■ **INSTRUCTIONS FOR THE TASK**
Repeat each entry exactly and drop the pictures.
-- begin INPUT MATERIAL --
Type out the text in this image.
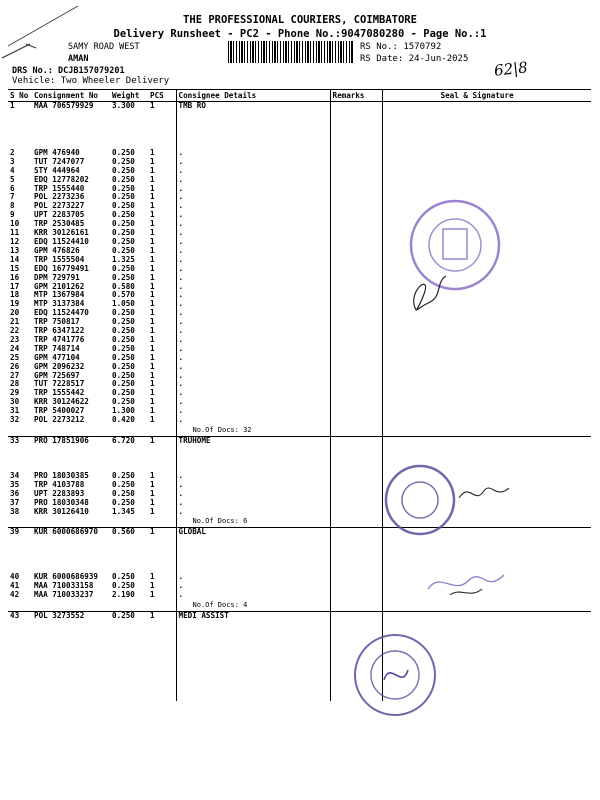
THE PROFESSIONAL COURIERS, COIMBATORE
Delivery Runsheet - PC2 - Phone No.:9047080280 - Page No.:1
SAMY ROAD WEST
AMAN
DRS No.: DCJB157079201
Vehicle: Two Wheeler Delivery
RS No.: 1570792
RS Date: 24-Jun-2025 62|8
S No	Consignment No	Weight	PCS	Consignee Details	Remarks	Seal & Signature
1	MAA 706579929	3.300	1	TMB RO		

2	GPM 476940	0.250	1	.		
3	TUT 7247077	0.250	1	.		
4	STY 444964	0.250	1	.		
5	EDQ 12778202	0.250	1	.		
6	TRP 1555440	0.250	1	.		
7	POL 2273236	0.250	1	.		
8	POL 2273227	0.250	1	.		
9	UPT 2283705	0.250	1	.		
10	TRP 2530485	0.250	1	.		
11	KRR 30126161	0.250	1	.		
12	EDQ 11524410	0.250	1	.		
13	GPM 476826	0.250	1	.		
14	TRP 1555504	1.325	1	.		
15	EDQ 16779491	0.250	1	.		
16	DPM 729791	0.250	1	.		
17	GPM 2101262	0.580	1	.		
18	MTP 1367984	0.570	1	.		
19	MTP 3137384	1.050	1	.		
20	EDQ 11524470	0.250	1	.		
21	TRP 750817	0.250	1	.		
22	TRP 6347122	0.250	1	.		
23	TRP 4741776	0.250	1	.		
24	TRP 748714	0.250	1	.		
25	GPM 477104	0.250	1	.		
26	GPM 2096232	0.250	1	.		
27	GPM 725697	0.250	1	.		
28	TUT 7228517	0.250	1	.		
29	TRP 1555442	0.250	1	.		
30	KRR 30124622	0.250	1	.		
31	TRP 5400027	1.300	1	.		
32	POL 2273212	0.420	1	.		
				No.Of Docs: 32		
33	PRO 17851906	6.720	1	TRUHOME		

34	PRO 18030385	0.250	1	.		
35	TRP 4103788	0.250	1	.		
36	UPT 2283893	0.250	1	.		
37	PRO 18030348	0.250	1	.		
38	KRR 30126410	1.345	1	.		
				No.Of Docs: 6		
39	KUR 6000686970	0.560	1	GLOBAL		

40	KUR 6000686939	0.250	1	.		
41	MAA 710033158	0.250	1	.		
42	MAA 710033237	2.190	1	.		
				No.Of Docs: 4		
43	POL 3273552	0.250	1	MEDI ASSIST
-- end INPUT MATERIAL --
■ **EXERCISE SOLUTION**
Type out the text in this image.
THE PROFESSIONAL COURIERS, COIMBATORE
Delivery Runsheet - PC2 - Phone No.:9047080280 - Page No.:1
SAMY ROAD WEST
AMAN
DRS No.: DCJB157079201
Vehicle: Two Wheeler Delivery
RS No.: 1570792
RS Date: 24-Jun-2025 62|8
S No	Consignment No	Weight	PCS	Consignee Details	Remarks	Seal & Signature
1	MAA 706579929	3.300	1	TMB RO		

2	GPM 476940	0.250	1	.		
3	TUT 7247077	0.250	1	.		
4	STY 444964	0.250	1	.		
5	EDQ 12778202	0.250	1	.		
6	TRP 1555440	0.250	1	.		
7	POL 2273236	0.250	1	.		
8	POL 2273227	0.250	1	.		
9	UPT 2283705	0.250	1	.		
10	TRP 2530485	0.250	1	.		
11	KRR 30126161	0.250	1	.		
12	EDQ 11524410	0.250	1	.		
13	GPM 476826	0.250	1	.		
14	TRP 1555504	1.325	1	.		
15	EDQ 16779491	0.250	1	.		
16	DPM 729791	0.250	1	.		
17	GPM 2101262	0.580	1	.		
18	MTP 1367984	0.570	1	.		
19	MTP 3137384	1.050	1	.		
20	EDQ 11524470	0.250	1	.		
21	TRP 750817	0.250	1	.		
22	TRP 6347122	0.250	1	.		
23	TRP 4741776	0.250	1	.		
24	TRP 748714	0.250	1	.		
25	GPM 477104	0.250	1	.		
26	GPM 2096232	0.250	1	.		
27	GPM 725697	0.250	1	.		
28	TUT 7228517	0.250	1	.		
29	TRP 1555442	0.250	1	.		
30	KRR 30124622	0.250	1	.		
31	TRP 5400027	1.300	1	.		
32	POL 2273212	0.420	1	.		
				No.Of Docs: 32		
33	PRO 17851906	6.720	1	TRUHOME		

34	PRO 18030385	0.250	1	.		
35	TRP 4103788	0.250	1	.		
36	UPT 2283893	0.250	1	.		
37	PRO 18030348	0.250	1	.		
38	KRR 30126410	1.345	1	.		
				No.Of Docs: 6		
39	KUR 6000686970	0.560	1	GLOBAL		

40	KUR 6000686939	0.250	1	.		
41	MAA 710033158	0.250	1	.		
42	MAA 710033237	2.190	1	.		
				No.Of Docs: 4		
43	POL 3273552	0.250	1	MEDI ASSIST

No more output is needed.